Element region listings
## start

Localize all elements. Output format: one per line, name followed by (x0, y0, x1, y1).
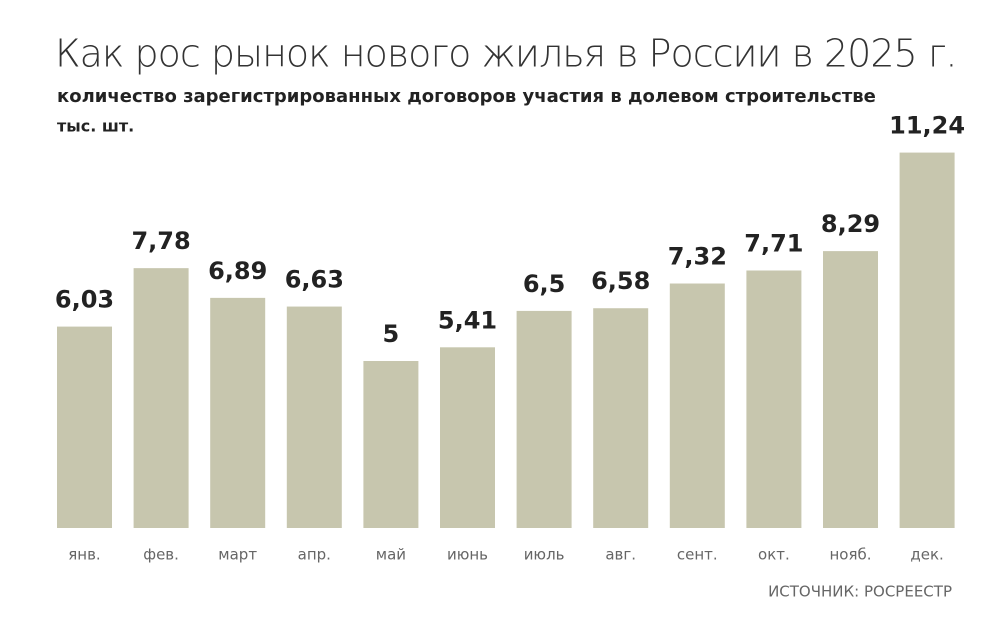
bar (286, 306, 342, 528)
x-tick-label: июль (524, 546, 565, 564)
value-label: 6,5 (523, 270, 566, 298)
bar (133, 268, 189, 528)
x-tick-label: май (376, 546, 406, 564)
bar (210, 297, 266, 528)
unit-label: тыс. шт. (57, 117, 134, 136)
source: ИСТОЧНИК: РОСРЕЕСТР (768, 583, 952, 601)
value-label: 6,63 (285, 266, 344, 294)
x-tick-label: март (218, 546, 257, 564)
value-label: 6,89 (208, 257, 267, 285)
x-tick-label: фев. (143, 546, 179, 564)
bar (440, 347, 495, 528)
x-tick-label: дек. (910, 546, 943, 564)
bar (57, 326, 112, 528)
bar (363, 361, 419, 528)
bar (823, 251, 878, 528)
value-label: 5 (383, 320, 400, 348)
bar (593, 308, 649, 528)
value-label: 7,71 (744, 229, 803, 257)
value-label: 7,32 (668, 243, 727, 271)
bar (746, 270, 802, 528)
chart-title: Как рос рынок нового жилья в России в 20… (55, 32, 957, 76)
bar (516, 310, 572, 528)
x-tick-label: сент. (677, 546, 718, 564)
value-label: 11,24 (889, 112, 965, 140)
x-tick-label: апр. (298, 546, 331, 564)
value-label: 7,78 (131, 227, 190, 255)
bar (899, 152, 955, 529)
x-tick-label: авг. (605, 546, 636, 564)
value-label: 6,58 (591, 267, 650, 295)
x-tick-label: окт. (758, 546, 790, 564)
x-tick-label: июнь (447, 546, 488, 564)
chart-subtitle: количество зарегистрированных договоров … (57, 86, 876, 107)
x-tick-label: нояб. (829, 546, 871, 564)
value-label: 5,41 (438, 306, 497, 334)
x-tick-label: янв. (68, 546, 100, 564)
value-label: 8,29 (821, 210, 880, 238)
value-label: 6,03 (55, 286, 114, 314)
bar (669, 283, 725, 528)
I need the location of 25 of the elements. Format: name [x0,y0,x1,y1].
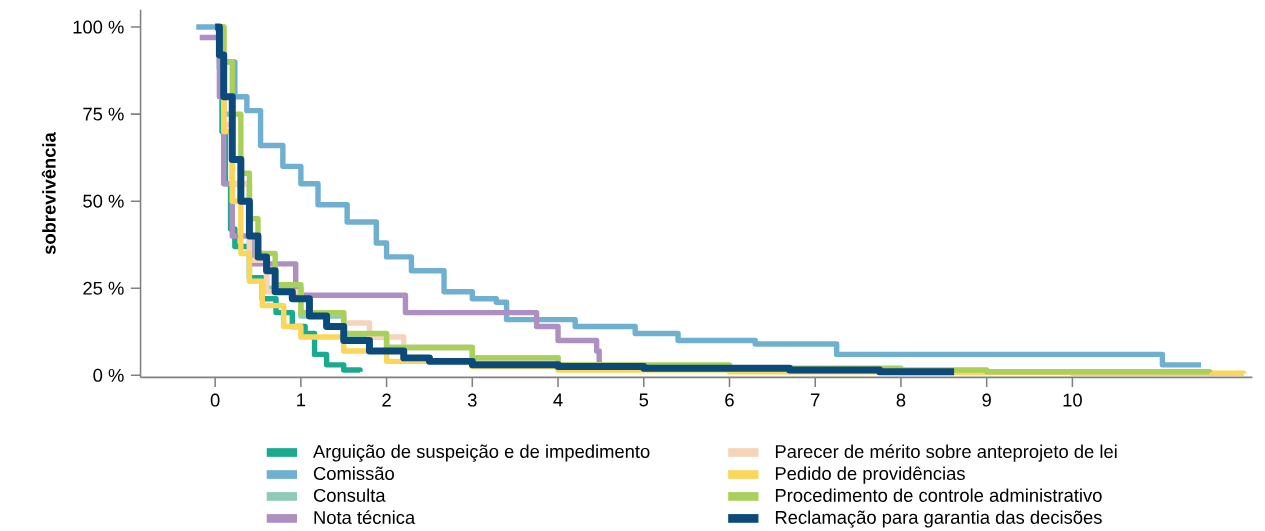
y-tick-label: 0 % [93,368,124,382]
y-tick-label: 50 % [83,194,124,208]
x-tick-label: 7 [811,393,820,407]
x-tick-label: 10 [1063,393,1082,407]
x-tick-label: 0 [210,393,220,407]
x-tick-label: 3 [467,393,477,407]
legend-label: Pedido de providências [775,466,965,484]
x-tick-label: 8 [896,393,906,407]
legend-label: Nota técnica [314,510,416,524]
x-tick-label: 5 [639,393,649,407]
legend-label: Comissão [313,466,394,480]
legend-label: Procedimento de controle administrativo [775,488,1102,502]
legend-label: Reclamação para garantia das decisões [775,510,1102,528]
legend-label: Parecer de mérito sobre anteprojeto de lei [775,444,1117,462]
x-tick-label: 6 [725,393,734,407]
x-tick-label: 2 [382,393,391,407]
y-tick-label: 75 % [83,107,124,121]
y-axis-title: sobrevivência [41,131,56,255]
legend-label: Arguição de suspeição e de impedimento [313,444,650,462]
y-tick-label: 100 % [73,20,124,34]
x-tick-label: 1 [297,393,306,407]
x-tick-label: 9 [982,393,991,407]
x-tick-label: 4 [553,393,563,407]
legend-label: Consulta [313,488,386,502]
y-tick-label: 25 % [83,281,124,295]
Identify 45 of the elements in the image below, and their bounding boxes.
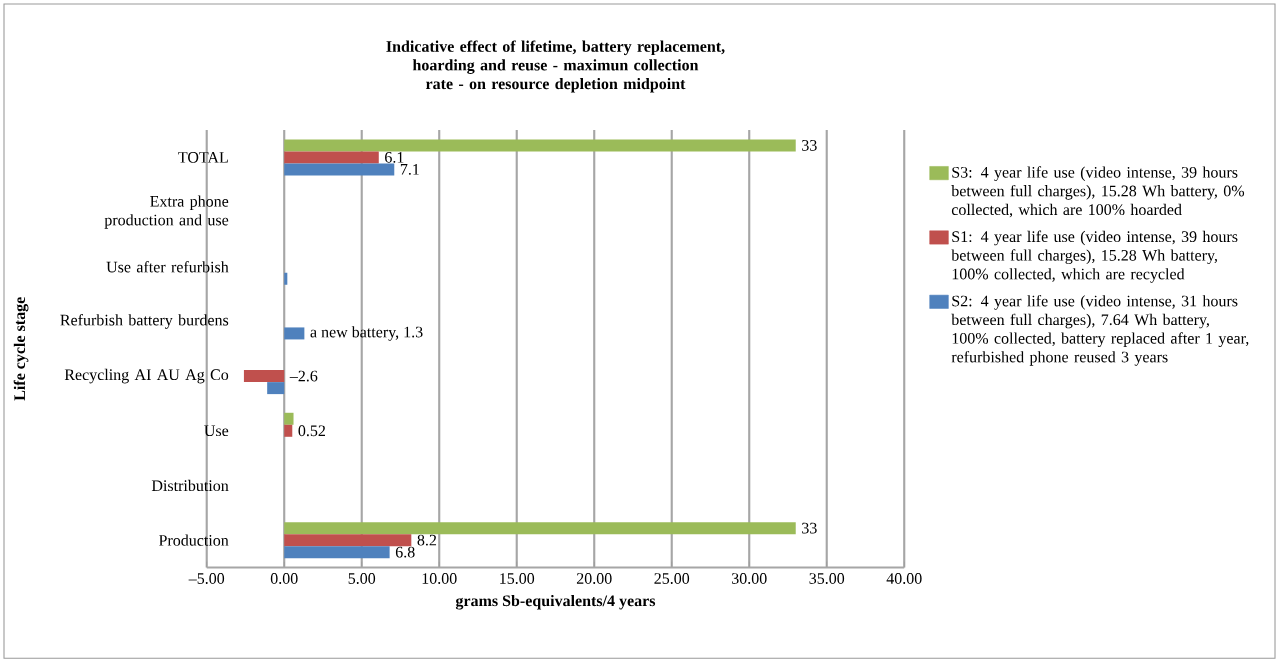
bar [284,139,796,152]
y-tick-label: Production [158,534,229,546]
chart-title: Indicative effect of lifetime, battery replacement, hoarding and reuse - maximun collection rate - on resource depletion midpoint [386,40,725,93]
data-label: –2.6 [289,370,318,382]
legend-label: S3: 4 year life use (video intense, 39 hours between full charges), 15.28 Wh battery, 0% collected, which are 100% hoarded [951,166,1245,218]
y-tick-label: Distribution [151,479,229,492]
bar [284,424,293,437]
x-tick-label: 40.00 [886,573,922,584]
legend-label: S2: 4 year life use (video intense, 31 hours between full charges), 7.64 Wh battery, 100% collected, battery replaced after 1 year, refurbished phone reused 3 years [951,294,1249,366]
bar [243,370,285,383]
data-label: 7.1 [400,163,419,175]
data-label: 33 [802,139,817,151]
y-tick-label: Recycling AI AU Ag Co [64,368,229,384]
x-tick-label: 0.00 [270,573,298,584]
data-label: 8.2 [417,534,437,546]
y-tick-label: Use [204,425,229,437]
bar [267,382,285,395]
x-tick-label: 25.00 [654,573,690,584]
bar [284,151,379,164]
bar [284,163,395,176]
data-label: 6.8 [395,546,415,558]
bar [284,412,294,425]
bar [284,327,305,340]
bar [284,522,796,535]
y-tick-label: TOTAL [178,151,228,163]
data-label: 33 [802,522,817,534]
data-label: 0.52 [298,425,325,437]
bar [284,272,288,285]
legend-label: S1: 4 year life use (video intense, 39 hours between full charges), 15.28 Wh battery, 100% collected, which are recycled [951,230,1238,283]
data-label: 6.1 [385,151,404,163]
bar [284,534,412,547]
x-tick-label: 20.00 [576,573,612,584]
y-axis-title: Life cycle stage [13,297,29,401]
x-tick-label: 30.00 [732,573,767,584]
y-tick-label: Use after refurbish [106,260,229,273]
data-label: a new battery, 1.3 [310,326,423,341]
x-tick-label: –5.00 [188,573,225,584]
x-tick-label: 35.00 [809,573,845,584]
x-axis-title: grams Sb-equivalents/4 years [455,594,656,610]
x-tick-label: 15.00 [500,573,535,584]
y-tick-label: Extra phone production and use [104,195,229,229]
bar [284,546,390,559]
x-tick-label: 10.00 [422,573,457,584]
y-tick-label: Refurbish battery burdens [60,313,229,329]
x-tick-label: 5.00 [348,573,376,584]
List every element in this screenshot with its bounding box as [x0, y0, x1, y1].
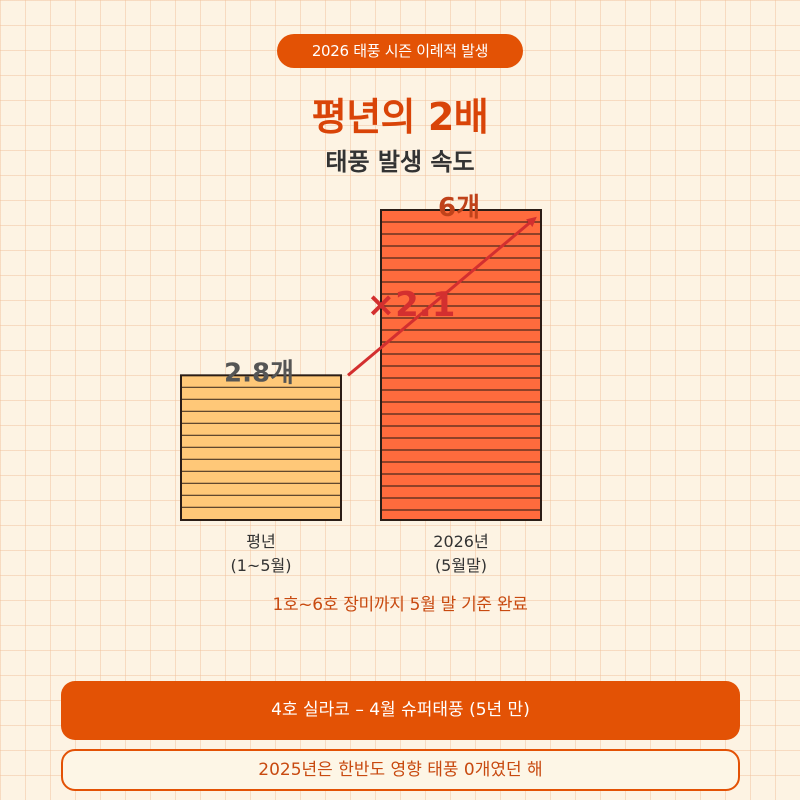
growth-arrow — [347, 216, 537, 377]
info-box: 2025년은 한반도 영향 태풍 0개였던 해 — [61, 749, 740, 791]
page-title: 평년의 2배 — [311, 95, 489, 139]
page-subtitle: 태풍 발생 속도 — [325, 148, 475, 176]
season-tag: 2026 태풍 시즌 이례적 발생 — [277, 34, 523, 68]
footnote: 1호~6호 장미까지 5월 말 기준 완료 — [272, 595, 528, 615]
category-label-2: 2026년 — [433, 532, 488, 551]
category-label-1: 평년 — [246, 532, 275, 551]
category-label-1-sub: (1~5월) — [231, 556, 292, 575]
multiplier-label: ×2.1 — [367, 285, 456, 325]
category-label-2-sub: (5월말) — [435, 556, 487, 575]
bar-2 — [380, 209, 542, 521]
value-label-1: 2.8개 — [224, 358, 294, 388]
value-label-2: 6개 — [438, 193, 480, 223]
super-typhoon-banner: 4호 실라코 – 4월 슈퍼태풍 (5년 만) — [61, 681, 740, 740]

## end

WORK TO COMPLETE: Return every line of the entries above word for word, leaving out the pictures.

RESPONSE TO THIS EXERCISE:
Localize all elements. Output format: one per line, name followed by (x0, y0, x1, y1).
bar (286, 306, 342, 528)
x-tick-label: июль (524, 546, 565, 564)
value-label: 6,5 (523, 270, 566, 298)
bar (133, 268, 189, 528)
x-tick-label: май (376, 546, 406, 564)
bar (210, 297, 266, 528)
unit-label: тыс. шт. (57, 117, 134, 136)
source: ИСТОЧНИК: РОСРЕЕСТР (768, 583, 952, 601)
value-label: 6,63 (285, 266, 344, 294)
x-tick-label: март (218, 546, 257, 564)
value-label: 6,89 (208, 257, 267, 285)
x-tick-label: фев. (143, 546, 179, 564)
bar (440, 347, 495, 528)
x-tick-label: дек. (910, 546, 943, 564)
bar (57, 326, 112, 528)
bar (363, 361, 419, 528)
bar (823, 251, 878, 528)
value-label: 5 (383, 320, 400, 348)
bar (593, 308, 649, 528)
value-label: 7,71 (744, 229, 803, 257)
value-label: 7,32 (668, 243, 727, 271)
bar (746, 270, 802, 528)
chart-title: Как рос рынок нового жилья в России в 20… (55, 32, 957, 76)
bar (516, 310, 572, 528)
x-tick-label: сент. (677, 546, 718, 564)
value-label: 11,24 (889, 112, 965, 140)
x-tick-label: апр. (298, 546, 331, 564)
value-label: 7,78 (131, 227, 190, 255)
bar (899, 152, 955, 529)
x-tick-label: авг. (605, 546, 636, 564)
value-label: 6,58 (591, 267, 650, 295)
x-tick-label: окт. (758, 546, 790, 564)
x-tick-label: июнь (447, 546, 488, 564)
chart-subtitle: количество зарегистрированных договоров … (57, 86, 876, 107)
x-tick-label: нояб. (829, 546, 871, 564)
value-label: 5,41 (438, 306, 497, 334)
x-tick-label: янв. (68, 546, 100, 564)
value-label: 8,29 (821, 210, 880, 238)
value-label: 6,03 (55, 286, 114, 314)
bar (669, 283, 725, 528)
I need the location of 25 of the elements. Format: name [x0,y0,x1,y1].
y-tick-label: 0 % [93,368,124,382]
y-tick-label: 50 % [83,194,124,208]
x-tick-label: 7 [811,393,820,407]
x-tick-label: 10 [1063,393,1082,407]
x-tick-label: 0 [210,393,220,407]
x-tick-label: 3 [467,393,477,407]
legend-label: Pedido de providências [775,466,965,484]
x-tick-label: 8 [896,393,906,407]
legend-label: Nota técnica [314,510,416,524]
x-tick-label: 5 [639,393,649,407]
legend-label: Comissão [313,466,394,480]
legend-label: Procedimento de controle administrativo [775,488,1102,502]
legend-label: Reclamação para garantia das decisões [775,510,1102,528]
legend-label: Parecer de mérito sobre anteprojeto de lei [775,444,1117,462]
x-tick-label: 6 [725,393,734,407]
x-tick-label: 2 [382,393,391,407]
y-tick-label: 75 % [83,107,124,121]
y-axis-title: sobrevivência [41,131,56,255]
legend-label: Arguição de suspeição e de impedimento [313,444,650,462]
y-tick-label: 100 % [73,20,124,34]
x-tick-label: 1 [297,393,306,407]
x-tick-label: 9 [982,393,991,407]
x-tick-label: 4 [553,393,563,407]
legend-label: Consulta [313,488,386,502]
y-tick-label: 25 % [83,281,124,295]
Identify 45 of the elements in the image below, and their bounding boxes.
bar [284,139,796,152]
y-tick-label: Production [158,534,229,546]
chart-title: Indicative effect of lifetime, battery replacement, hoarding and reuse - maximun collection rate - on resource depletion midpoint [386,40,725,93]
data-label: –2.6 [289,370,318,382]
legend-label: S3: 4 year life use (video intense, 39 hours between full charges), 15.28 Wh battery, 0% collected, which are 100% hoarded [951,166,1245,218]
y-tick-label: Distribution [151,479,229,492]
bar [284,424,293,437]
x-tick-label: 40.00 [886,573,922,584]
legend-label: S2: 4 year life use (video intense, 31 hours between full charges), 7.64 Wh battery, 100% collected, battery replaced after 1 year, refurbished phone reused 3 years [951,294,1249,366]
bar [243,370,285,383]
data-label: 7.1 [400,163,419,175]
data-label: 33 [802,139,817,151]
y-tick-label: Recycling AI AU Ag Co [64,368,229,384]
x-tick-label: 0.00 [270,573,298,584]
data-label: 8.2 [417,534,437,546]
y-tick-label: Use [204,425,229,437]
bar [267,382,285,395]
x-tick-label: 25.00 [654,573,690,584]
bar [284,151,379,164]
bar [284,163,395,176]
data-label: 6.8 [395,546,415,558]
bar [284,412,294,425]
bar [284,327,305,340]
bar [284,522,796,535]
y-tick-label: TOTAL [178,151,228,163]
data-label: 33 [802,522,817,534]
data-label: 0.52 [298,425,325,437]
bar [284,272,288,285]
legend-label: S1: 4 year life use (video intense, 39 hours between full charges), 15.28 Wh battery, 100% collected, which are recycled [951,230,1238,283]
data-label: 6.1 [385,151,404,163]
bar [284,534,412,547]
x-tick-label: 20.00 [576,573,612,584]
y-axis-title: Life cycle stage [13,297,29,401]
x-tick-label: 30.00 [732,573,767,584]
y-tick-label: Use after refurbish [106,260,229,273]
data-label: a new battery, 1.3 [310,326,423,341]
x-tick-label: –5.00 [188,573,225,584]
x-tick-label: 35.00 [809,573,845,584]
x-axis-title: grams Sb-equivalents/4 years [455,594,656,610]
x-tick-label: 15.00 [500,573,535,584]
y-tick-label: Extra phone production and use [104,195,229,229]
bar [284,546,390,559]
x-tick-label: 10.00 [422,573,457,584]
y-tick-label: Refurbish battery burdens [60,313,229,329]
x-tick-label: 5.00 [348,573,376,584]
List every element in this screenshot with its bounding box as [x0, y0, x1, y1].
growth-arrow — [347, 216, 537, 377]
info-box: 2025년은 한반도 영향 태풍 0개였던 해 — [61, 749, 740, 791]
page-title: 평년의 2배 — [311, 95, 489, 139]
page-subtitle: 태풍 발생 속도 — [325, 148, 475, 176]
season-tag: 2026 태풍 시즌 이례적 발생 — [277, 34, 523, 68]
footnote: 1호~6호 장미까지 5월 말 기준 완료 — [272, 595, 528, 615]
category-label-2: 2026년 — [433, 532, 488, 551]
category-label-1: 평년 — [246, 532, 275, 551]
category-label-1-sub: (1~5월) — [231, 556, 292, 575]
multiplier-label: ×2.1 — [367, 285, 456, 325]
category-label-2-sub: (5월말) — [435, 556, 487, 575]
bar-2 — [380, 209, 542, 521]
value-label-1: 2.8개 — [224, 358, 294, 388]
value-label-2: 6개 — [438, 193, 480, 223]
super-typhoon-banner: 4호 실라코 – 4월 슈퍼태풍 (5년 만) — [61, 681, 740, 740]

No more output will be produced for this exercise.